* _TASK DIRECTIONS_:
Sort through the data and copy the lines holding the word "States".

☆ ☆ ☆ ☆

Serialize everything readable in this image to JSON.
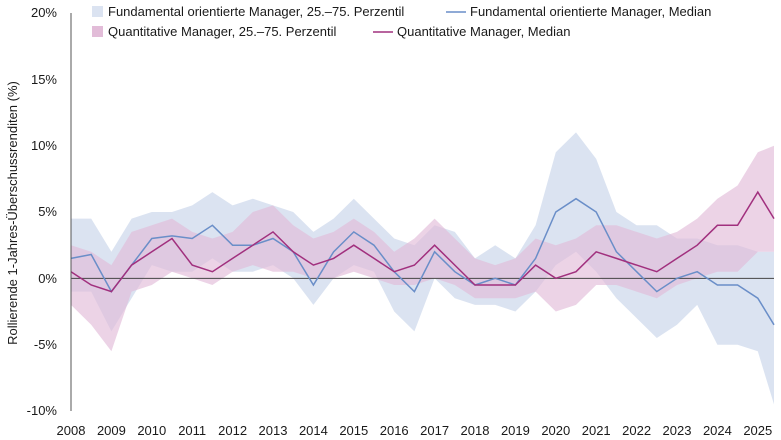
{
  "chart_data": {
    "type": "area",
    "ylabel": "Rollierende 1-Jahres-Überschussrenditen (%)",
    "xlabel": "",
    "xlim": [
      2008.0,
      2025.4
    ],
    "ylim": [
      -10,
      20
    ],
    "x_ticks": [
      "2008",
      "2009",
      "2010",
      "2011",
      "2012",
      "2013",
      "2014",
      "2015",
      "2016",
      "2017",
      "2018",
      "2019",
      "2020",
      "2021",
      "2022",
      "2023",
      "2024",
      "2025"
    ],
    "y_ticks": [
      "20%",
      "15%",
      "10%",
      "5%",
      "0%",
      "-5%",
      "-10%"
    ],
    "legend": [
      "Fundamental orientierte Manager, 25.–75. Perzentil",
      "Fundamental orientierte Manager, Median",
      "Quantitative Manager, 25.–75. Perzentil",
      "Quantitative Manager, Median"
    ],
    "colors": {
      "fund_band": "#dbe3f1",
      "fund_line": "#6a8ec8",
      "quant_band": "#e2bcd8",
      "quant_line": "#a1307e",
      "zero_line": "#444444"
    },
    "x": [
      2008.0,
      2008.5,
      2009.0,
      2009.5,
      2010.0,
      2010.5,
      2011.0,
      2011.5,
      2012.0,
      2012.5,
      2013.0,
      2013.5,
      2014.0,
      2014.5,
      2015.0,
      2015.5,
      2016.0,
      2016.5,
      2017.0,
      2017.5,
      2018.0,
      2018.5,
      2019.0,
      2019.5,
      2020.0,
      2020.5,
      2021.0,
      2021.5,
      2022.0,
      2022.5,
      2023.0,
      2023.5,
      2024.0,
      2024.5,
      2025.0,
      2025.4
    ],
    "series": [
      {
        "name": "Fundamental orientierte Manager, 25.–75. Perzentil",
        "low": [
          -1.0,
          -1.0,
          -4.0,
          -1.5,
          1.0,
          0.5,
          0.5,
          1.5,
          0.5,
          0.5,
          1.0,
          0.0,
          -2.0,
          0.0,
          1.0,
          0.5,
          -2.5,
          -4.0,
          0.0,
          -1.5,
          -2.0,
          -2.0,
          -2.5,
          -1.0,
          1.0,
          2.0,
          0.5,
          -1.5,
          -3.0,
          -4.5,
          -3.5,
          -2.0,
          -5.0,
          -5.0,
          -5.5,
          -9.5
        ],
        "high": [
          4.5,
          4.5,
          2.0,
          4.5,
          5.0,
          5.0,
          5.5,
          6.5,
          5.5,
          6.0,
          5.5,
          5.0,
          3.5,
          4.5,
          6.0,
          4.5,
          3.0,
          2.5,
          4.0,
          3.5,
          1.5,
          2.5,
          1.5,
          4.0,
          9.5,
          11.0,
          9.0,
          5.0,
          4.0,
          4.0,
          3.0,
          3.0,
          2.5,
          2.5,
          2.0,
          2.0
        ]
      },
      {
        "name": "Fundamental orientierte Manager, Median",
        "values": [
          1.5,
          1.8,
          -1.0,
          1.0,
          3.0,
          3.2,
          3.0,
          4.0,
          2.5,
          2.5,
          3.0,
          2.0,
          -0.5,
          2.0,
          3.5,
          2.5,
          0.5,
          -1.0,
          2.0,
          0.5,
          -0.5,
          0.0,
          -0.5,
          1.5,
          5.0,
          6.0,
          5.0,
          2.0,
          0.5,
          -1.0,
          0.0,
          0.5,
          -0.5,
          -0.5,
          -1.5,
          -3.5
        ]
      },
      {
        "name": "Quantitative Manager, 25.–75. Perzentil",
        "low": [
          -2.0,
          -3.5,
          -5.5,
          -1.0,
          -0.5,
          0.5,
          0.0,
          -0.5,
          0.5,
          1.0,
          0.5,
          0.5,
          0.0,
          0.0,
          0.5,
          0.0,
          -0.5,
          -0.5,
          0.0,
          -0.5,
          -1.5,
          -1.5,
          -1.5,
          -1.0,
          -2.5,
          -2.0,
          -0.5,
          -0.5,
          -1.0,
          -1.5,
          -0.5,
          0.0,
          0.5,
          0.5,
          2.0,
          2.0
        ],
        "high": [
          2.5,
          2.0,
          1.0,
          3.5,
          4.0,
          4.5,
          3.5,
          3.0,
          3.5,
          5.0,
          5.5,
          4.0,
          3.0,
          3.5,
          4.5,
          3.5,
          2.0,
          3.0,
          4.5,
          3.0,
          1.5,
          1.0,
          1.5,
          3.0,
          2.5,
          3.0,
          4.0,
          4.0,
          3.5,
          3.0,
          3.5,
          4.5,
          6.0,
          7.0,
          9.5,
          10.0
        ]
      },
      {
        "name": "Quantitative Manager, Median",
        "values": [
          0.5,
          -0.5,
          -1.0,
          1.0,
          2.0,
          3.0,
          1.0,
          0.5,
          1.5,
          2.5,
          3.5,
          2.0,
          1.0,
          1.5,
          2.5,
          1.5,
          0.5,
          1.0,
          2.5,
          1.0,
          -0.5,
          -0.5,
          -0.5,
          1.0,
          0.0,
          0.5,
          2.0,
          1.5,
          1.0,
          0.5,
          1.5,
          2.5,
          4.0,
          4.0,
          6.5,
          4.5
        ]
      }
    ]
  }
}
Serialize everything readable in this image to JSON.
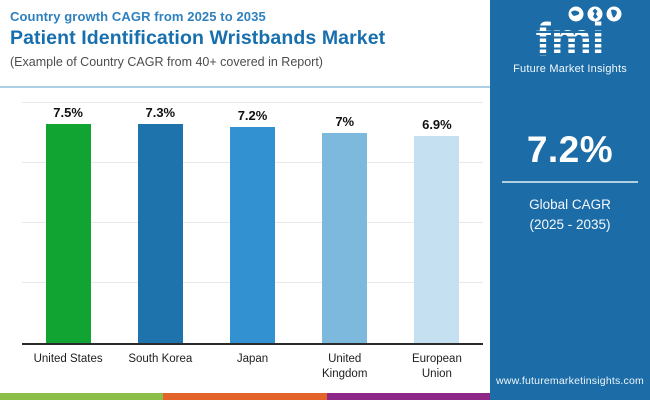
{
  "header": {
    "kicker": "Country growth CAGR from 2025 to 2035",
    "title": "Patient Identification Wristbands Market",
    "subtitle": "(Example of Country CAGR from 40+ covered in Report)"
  },
  "chart_data": {
    "type": "bar",
    "title": "Patient Identification Wristbands Market — Country growth CAGR from 2025 to 2035",
    "categories": [
      "United States",
      "South Korea",
      "Japan",
      "United\nKingdom",
      "European\nUnion"
    ],
    "values": [
      7.5,
      7.3,
      7.2,
      7.0,
      6.9
    ],
    "value_labels": [
      "7.5%",
      "7.3%",
      "7.2%",
      "7%",
      "6.9%"
    ],
    "bar_colors": [
      "#12a433",
      "#1f73ad",
      "#3191d1",
      "#7cb9dd",
      "#c5e0f0"
    ],
    "xlabel": "",
    "ylabel": "",
    "ylim": [
      0,
      8
    ],
    "gridline_step": 2,
    "grid": true,
    "legend": false
  },
  "sidebar": {
    "brand": {
      "logo_text": "fmi",
      "brand_name": "Future Market Insights",
      "logo_icons": [
        "globe-americas-icon",
        "globe-europe-icon",
        "globe-south-america-icon"
      ]
    },
    "cagr_value": "7.2%",
    "cagr_label_line1": "Global CAGR",
    "cagr_label_line2": "(2025 - 2035)",
    "website": "www.futuremarketinsights.com",
    "background": "#1b6ca7"
  },
  "footer_stripe_colors": [
    "#8bbf4a",
    "#e4632a",
    "#8d2788"
  ]
}
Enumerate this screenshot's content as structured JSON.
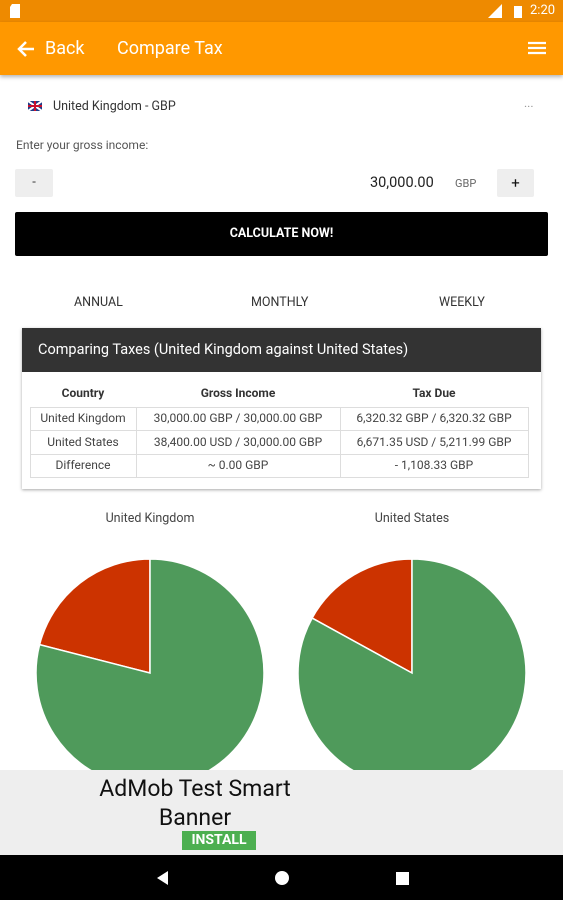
{
  "status_bar": {
    "time": "2:20"
  },
  "app_bar": {
    "back": "Back",
    "title": "Compare Tax"
  },
  "form": {
    "country": "United Kingdom - GBP",
    "country_menu": "...",
    "income_label": "Enter your gross income:",
    "minus": "-",
    "amount": "30,000.00",
    "currency": "GBP",
    "plus": "+",
    "button": "CALCULATE NOW!"
  },
  "tabs": [
    "ANNUAL",
    "MONTHLY",
    "WEEKLY"
  ],
  "table": {
    "title": "Comparing Taxes (United Kingdom against United States)",
    "headers": [
      "Country",
      "Gross Income",
      "Tax Due"
    ],
    "rows": [
      [
        "United Kingdom",
        "30,000.00 GBP / 30,000.00 GBP",
        "6,320.32 GBP / 6,320.32 GBP"
      ],
      [
        "United States",
        "38,400.00 USD / 30,000.00 GBP",
        "6,671.35 USD / 5,211.99 GBP"
      ],
      [
        "Difference",
        "~ 0.00 GBP",
        "- 1,108.33 GBP"
      ]
    ]
  },
  "charts": [
    {
      "type": "pie",
      "title": "United Kingdom",
      "values": [
        21,
        79
      ],
      "colors": [
        "#cc3300",
        "#4f9a5b"
      ]
    },
    {
      "type": "pie",
      "title": "United States",
      "values": [
        17,
        83
      ],
      "colors": [
        "#cc3300",
        "#4f9a5b"
      ]
    }
  ],
  "ad": {
    "title": "AdMob Test Smart Banner",
    "install": "INSTALL"
  }
}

☆ ☆ ☆ ☆

* _THE ANSWER_:
      "United States",
    "title": "Comparing Taxes (United Kingdom against United States)",
        "United States",
      "title": "United States",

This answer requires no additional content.